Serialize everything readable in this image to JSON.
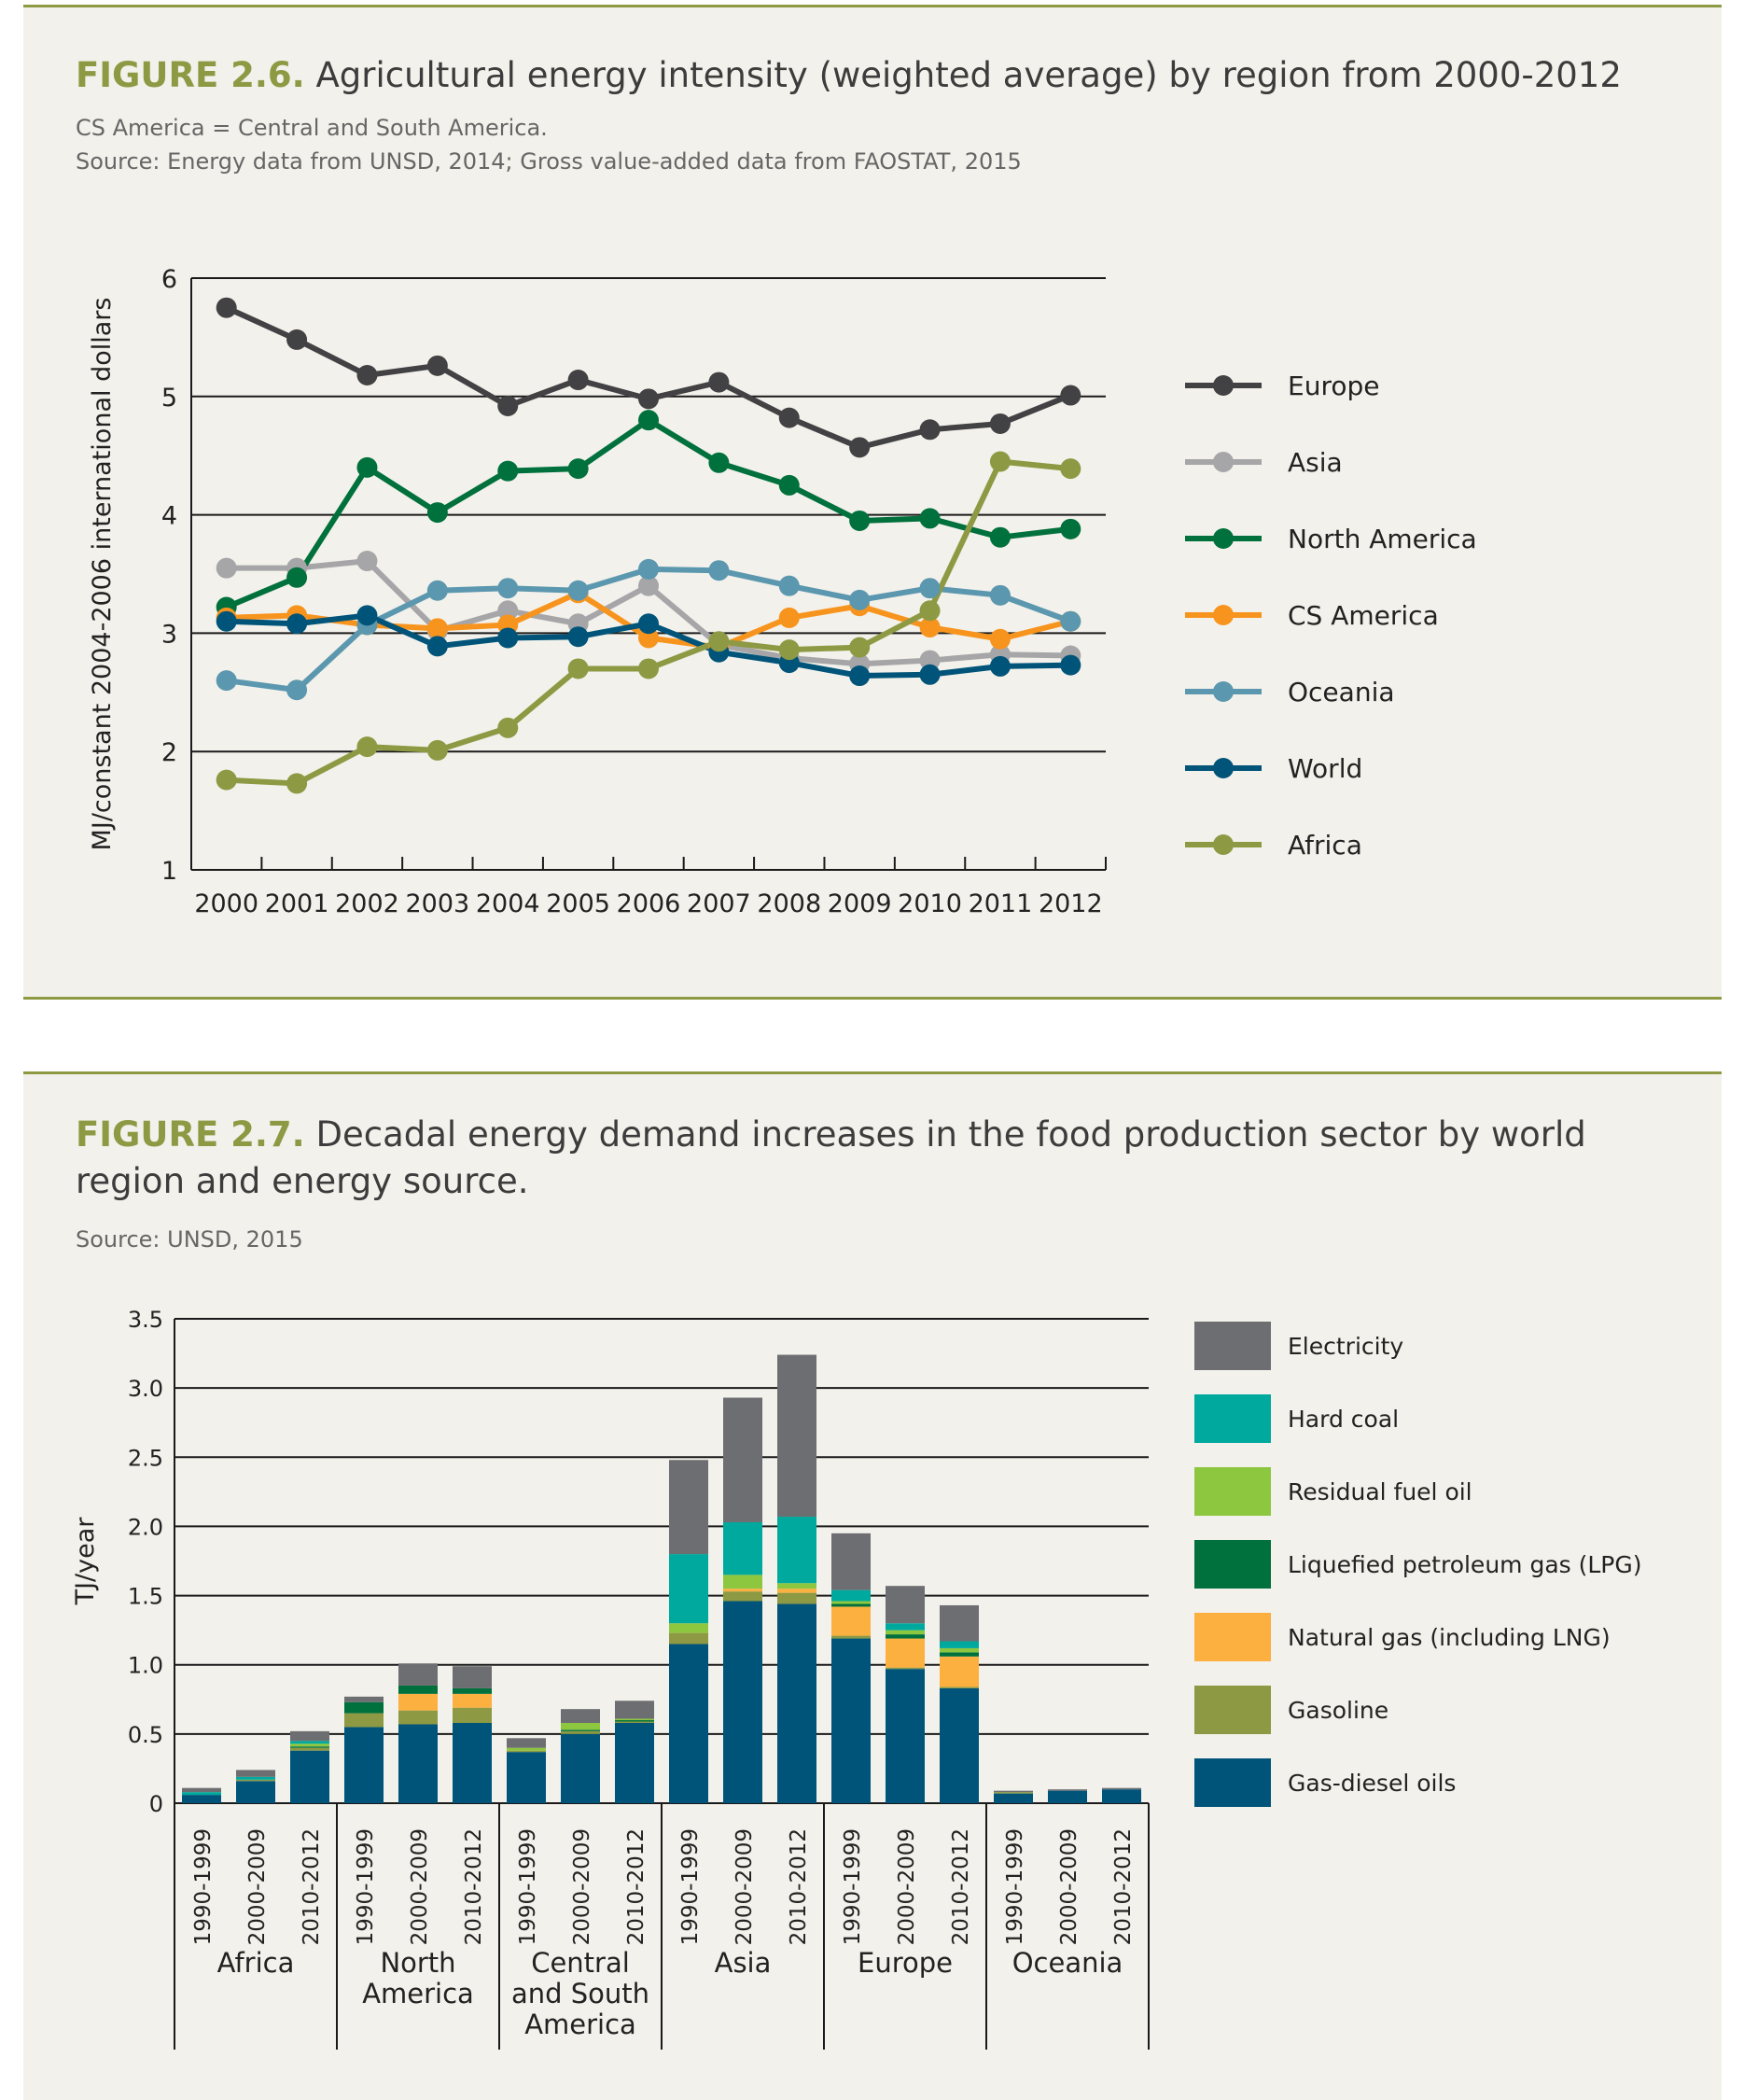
{
  "figure1": {
    "number": "FIGURE 2.6.",
    "title": "Agricultural energy intensity (weighted average) by region from 2000-2012",
    "notes": [
      "CS America = Central and South America.",
      "Source: Energy data from UNSD, 2014; Gross value-added data from FAOSTAT, 2015"
    ]
  },
  "figure2": {
    "number": "FIGURE 2.7.",
    "title": "Decadal energy demand increases in the food production sector by world region and energy source.",
    "notes": [
      "Source: UNSD, 2015"
    ]
  },
  "chart_data": [
    {
      "type": "line",
      "title": "Agricultural energy intensity (weighted average) by region from 2000-2012",
      "ylabel": "MJ/constant 2004-2006 international dollars",
      "xlabel": "",
      "ylim": [
        1,
        6
      ],
      "yticks": [
        1,
        2,
        3,
        4,
        5,
        6
      ],
      "x": [
        "2000",
        "2001",
        "2002",
        "2003",
        "2004",
        "2005",
        "2006",
        "2007",
        "2008",
        "2009",
        "2010",
        "2011",
        "2012"
      ],
      "grid": true,
      "legend": "right",
      "series": [
        {
          "name": "Europe",
          "color": "#424244",
          "values": [
            5.75,
            5.48,
            5.18,
            5.26,
            4.92,
            5.14,
            4.98,
            5.12,
            4.82,
            4.57,
            4.72,
            4.77,
            5.01
          ]
        },
        {
          "name": "Asia",
          "color": "#a6a6a8",
          "values": [
            3.55,
            3.55,
            3.61,
            3.02,
            3.19,
            3.08,
            3.4,
            2.9,
            2.79,
            2.74,
            2.77,
            2.82,
            2.81
          ]
        },
        {
          "name": "North America",
          "color": "#00703c",
          "values": [
            3.22,
            3.47,
            4.4,
            4.02,
            4.37,
            4.39,
            4.8,
            4.44,
            4.25,
            3.95,
            3.97,
            3.81,
            3.88
          ]
        },
        {
          "name": "CS America",
          "color": "#f7941e",
          "values": [
            3.13,
            3.15,
            3.07,
            3.04,
            3.07,
            3.34,
            2.96,
            2.88,
            3.13,
            3.23,
            3.05,
            2.95,
            3.1
          ]
        },
        {
          "name": "Oceania",
          "color": "#5b97ae",
          "values": [
            2.6,
            2.52,
            3.07,
            3.36,
            3.38,
            3.36,
            3.54,
            3.53,
            3.4,
            3.28,
            3.38,
            3.32,
            3.1
          ]
        },
        {
          "name": "World",
          "color": "#005479",
          "values": [
            3.1,
            3.08,
            3.15,
            2.89,
            2.96,
            2.97,
            3.08,
            2.84,
            2.75,
            2.64,
            2.65,
            2.72,
            2.73
          ]
        },
        {
          "name": "Africa",
          "color": "#8d9943",
          "values": [
            1.76,
            1.73,
            2.04,
            2.01,
            2.2,
            2.7,
            2.7,
            2.93,
            2.86,
            2.88,
            3.19,
            4.45,
            4.39
          ]
        }
      ]
    },
    {
      "type": "bar",
      "stacked": true,
      "title": "Decadal energy demand increases in the food production sector by world region and energy source.",
      "ylabel": "TJ/year",
      "xlabel": "",
      "ylim": [
        0,
        3.5
      ],
      "yticks": [
        "0",
        "0.5",
        "1.0",
        "1.5",
        "2.0",
        "2.5",
        "3.0",
        "3.5"
      ],
      "groups": [
        "Africa",
        "North America",
        "Central and South America",
        "Asia",
        "Europe",
        "Oceania"
      ],
      "categories": [
        "1990-1999",
        "2000-2009",
        "2010-2012"
      ],
      "grid": true,
      "legend": "right",
      "series": [
        {
          "name": "Gas-diesel oils",
          "color": "#005479",
          "values": [
            [
              0.06,
              0.16,
              0.38
            ],
            [
              0.55,
              0.57,
              0.58
            ],
            [
              0.37,
              0.5,
              0.58
            ],
            [
              1.15,
              1.46,
              1.44
            ],
            [
              1.19,
              0.97,
              0.83
            ],
            [
              0.07,
              0.09,
              0.1
            ]
          ]
        },
        {
          "name": "Gasoline",
          "color": "#8d9943",
          "values": [
            [
              0.0,
              0.01,
              0.02
            ],
            [
              0.1,
              0.1,
              0.11
            ],
            [
              0.01,
              0.02,
              0.01
            ],
            [
              0.08,
              0.07,
              0.08
            ],
            [
              0.02,
              0.01,
              0.01
            ],
            [
              0.01,
              0.0,
              0.0
            ]
          ]
        },
        {
          "name": "Natural gas (including LNG)",
          "color": "#fbb040",
          "values": [
            [
              0.0,
              0.0,
              0.0
            ],
            [
              0.0,
              0.12,
              0.1
            ],
            [
              0.0,
              0.0,
              0.0
            ],
            [
              0.0,
              0.02,
              0.03
            ],
            [
              0.21,
              0.21,
              0.22
            ],
            [
              0.0,
              0.0,
              0.0
            ]
          ]
        },
        {
          "name": "Liquefied petroleum gas (LPG)",
          "color": "#00703c",
          "values": [
            [
              0.0,
              0.0,
              0.01
            ],
            [
              0.08,
              0.06,
              0.04
            ],
            [
              0.0,
              0.01,
              0.01
            ],
            [
              0.0,
              0.0,
              0.0
            ],
            [
              0.02,
              0.03,
              0.03
            ],
            [
              0.0,
              0.0,
              0.0
            ]
          ]
        },
        {
          "name": "Residual fuel oil",
          "color": "#8dc63f",
          "values": [
            [
              0.0,
              0.0,
              0.02
            ],
            [
              0.0,
              0.0,
              0.0
            ],
            [
              0.02,
              0.05,
              0.01
            ],
            [
              0.07,
              0.1,
              0.04
            ],
            [
              0.02,
              0.03,
              0.03
            ],
            [
              0.0,
              0.0,
              0.0
            ]
          ]
        },
        {
          "name": "Hard coal",
          "color": "#00a99d",
          "values": [
            [
              0.02,
              0.02,
              0.02
            ],
            [
              0.0,
              0.0,
              0.0
            ],
            [
              0.0,
              0.0,
              0.0
            ],
            [
              0.5,
              0.38,
              0.48
            ],
            [
              0.08,
              0.05,
              0.05
            ],
            [
              0.0,
              0.0,
              0.0
            ]
          ]
        },
        {
          "name": "Electricity",
          "color": "#6d6e71",
          "values": [
            [
              0.03,
              0.05,
              0.07
            ],
            [
              0.04,
              0.16,
              0.16
            ],
            [
              0.07,
              0.1,
              0.13
            ],
            [
              0.68,
              0.9,
              1.17
            ],
            [
              0.41,
              0.27,
              0.26
            ],
            [
              0.01,
              0.01,
              0.01
            ]
          ]
        }
      ]
    }
  ]
}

* * *

## [WHAT TO DO]
Reproduce every entry word for word, but omit the pictures.

## [WRITTEN RESPONSE]
Serialize everything readable in this image to JSON.
{
  "figure1": {
    "number": "FIGURE 2.6.",
    "title": "Agricultural energy intensity (weighted average) by region from 2000-2012",
    "notes": [
      "CS America = Central and South America.",
      "Source: Energy data from UNSD, 2014; Gross value-added data from FAOSTAT, 2015"
    ]
  },
  "figure2": {
    "number": "FIGURE 2.7.",
    "title": "Decadal energy demand increases in the food production sector by world region and energy source.",
    "notes": [
      "Source: UNSD, 2015"
    ]
  },
  "chart_data": [
    {
      "type": "line",
      "title": "Agricultural energy intensity (weighted average) by region from 2000-2012",
      "ylabel": "MJ/constant 2004-2006 international dollars",
      "xlabel": "",
      "ylim": [
        1,
        6
      ],
      "yticks": [
        1,
        2,
        3,
        4,
        5,
        6
      ],
      "x": [
        "2000",
        "2001",
        "2002",
        "2003",
        "2004",
        "2005",
        "2006",
        "2007",
        "2008",
        "2009",
        "2010",
        "2011",
        "2012"
      ],
      "grid": true,
      "legend": "right",
      "series": [
        {
          "name": "Europe",
          "color": "#424244",
          "values": [
            5.75,
            5.48,
            5.18,
            5.26,
            4.92,
            5.14,
            4.98,
            5.12,
            4.82,
            4.57,
            4.72,
            4.77,
            5.01
          ]
        },
        {
          "name": "Asia",
          "color": "#a6a6a8",
          "values": [
            3.55,
            3.55,
            3.61,
            3.02,
            3.19,
            3.08,
            3.4,
            2.9,
            2.79,
            2.74,
            2.77,
            2.82,
            2.81
          ]
        },
        {
          "name": "North America",
          "color": "#00703c",
          "values": [
            3.22,
            3.47,
            4.4,
            4.02,
            4.37,
            4.39,
            4.8,
            4.44,
            4.25,
            3.95,
            3.97,
            3.81,
            3.88
          ]
        },
        {
          "name": "CS America",
          "color": "#f7941e",
          "values": [
            3.13,
            3.15,
            3.07,
            3.04,
            3.07,
            3.34,
            2.96,
            2.88,
            3.13,
            3.23,
            3.05,
            2.95,
            3.1
          ]
        },
        {
          "name": "Oceania",
          "color": "#5b97ae",
          "values": [
            2.6,
            2.52,
            3.07,
            3.36,
            3.38,
            3.36,
            3.54,
            3.53,
            3.4,
            3.28,
            3.38,
            3.32,
            3.1
          ]
        },
        {
          "name": "World",
          "color": "#005479",
          "values": [
            3.1,
            3.08,
            3.15,
            2.89,
            2.96,
            2.97,
            3.08,
            2.84,
            2.75,
            2.64,
            2.65,
            2.72,
            2.73
          ]
        },
        {
          "name": "Africa",
          "color": "#8d9943",
          "values": [
            1.76,
            1.73,
            2.04,
            2.01,
            2.2,
            2.7,
            2.7,
            2.93,
            2.86,
            2.88,
            3.19,
            4.45,
            4.39
          ]
        }
      ]
    },
    {
      "type": "bar",
      "stacked": true,
      "title": "Decadal energy demand increases in the food production sector by world region and energy source.",
      "ylabel": "TJ/year",
      "xlabel": "",
      "ylim": [
        0,
        3.5
      ],
      "yticks": [
        "0",
        "0.5",
        "1.0",
        "1.5",
        "2.0",
        "2.5",
        "3.0",
        "3.5"
      ],
      "groups": [
        "Africa",
        "North America",
        "Central and South America",
        "Asia",
        "Europe",
        "Oceania"
      ],
      "categories": [
        "1990-1999",
        "2000-2009",
        "2010-2012"
      ],
      "grid": true,
      "legend": "right",
      "series": [
        {
          "name": "Gas-diesel oils",
          "color": "#005479",
          "values": [
            [
              0.06,
              0.16,
              0.38
            ],
            [
              0.55,
              0.57,
              0.58
            ],
            [
              0.37,
              0.5,
              0.58
            ],
            [
              1.15,
              1.46,
              1.44
            ],
            [
              1.19,
              0.97,
              0.83
            ],
            [
              0.07,
              0.09,
              0.1
            ]
          ]
        },
        {
          "name": "Gasoline",
          "color": "#8d9943",
          "values": [
            [
              0.0,
              0.01,
              0.02
            ],
            [
              0.1,
              0.1,
              0.11
            ],
            [
              0.01,
              0.02,
              0.01
            ],
            [
              0.08,
              0.07,
              0.08
            ],
            [
              0.02,
              0.01,
              0.01
            ],
            [
              0.01,
              0.0,
              0.0
            ]
          ]
        },
        {
          "name": "Natural gas (including LNG)",
          "color": "#fbb040",
          "values": [
            [
              0.0,
              0.0,
              0.0
            ],
            [
              0.0,
              0.12,
              0.1
            ],
            [
              0.0,
              0.0,
              0.0
            ],
            [
              0.0,
              0.02,
              0.03
            ],
            [
              0.21,
              0.21,
              0.22
            ],
            [
              0.0,
              0.0,
              0.0
            ]
          ]
        },
        {
          "name": "Liquefied petroleum gas (LPG)",
          "color": "#00703c",
          "values": [
            [
              0.0,
              0.0,
              0.01
            ],
            [
              0.08,
              0.06,
              0.04
            ],
            [
              0.0,
              0.01,
              0.01
            ],
            [
              0.0,
              0.0,
              0.0
            ],
            [
              0.02,
              0.03,
              0.03
            ],
            [
              0.0,
              0.0,
              0.0
            ]
          ]
        },
        {
          "name": "Residual fuel oil",
          "color": "#8dc63f",
          "values": [
            [
              0.0,
              0.0,
              0.02
            ],
            [
              0.0,
              0.0,
              0.0
            ],
            [
              0.02,
              0.05,
              0.01
            ],
            [
              0.07,
              0.1,
              0.04
            ],
            [
              0.02,
              0.03,
              0.03
            ],
            [
              0.0,
              0.0,
              0.0
            ]
          ]
        },
        {
          "name": "Hard coal",
          "color": "#00a99d",
          "values": [
            [
              0.02,
              0.02,
              0.02
            ],
            [
              0.0,
              0.0,
              0.0
            ],
            [
              0.0,
              0.0,
              0.0
            ],
            [
              0.5,
              0.38,
              0.48
            ],
            [
              0.08,
              0.05,
              0.05
            ],
            [
              0.0,
              0.0,
              0.0
            ]
          ]
        },
        {
          "name": "Electricity",
          "color": "#6d6e71",
          "values": [
            [
              0.03,
              0.05,
              0.07
            ],
            [
              0.04,
              0.16,
              0.16
            ],
            [
              0.07,
              0.1,
              0.13
            ],
            [
              0.68,
              0.9,
              1.17
            ],
            [
              0.41,
              0.27,
              0.26
            ],
            [
              0.01,
              0.01,
              0.01
            ]
          ]
        }
      ]
    }
  ]
}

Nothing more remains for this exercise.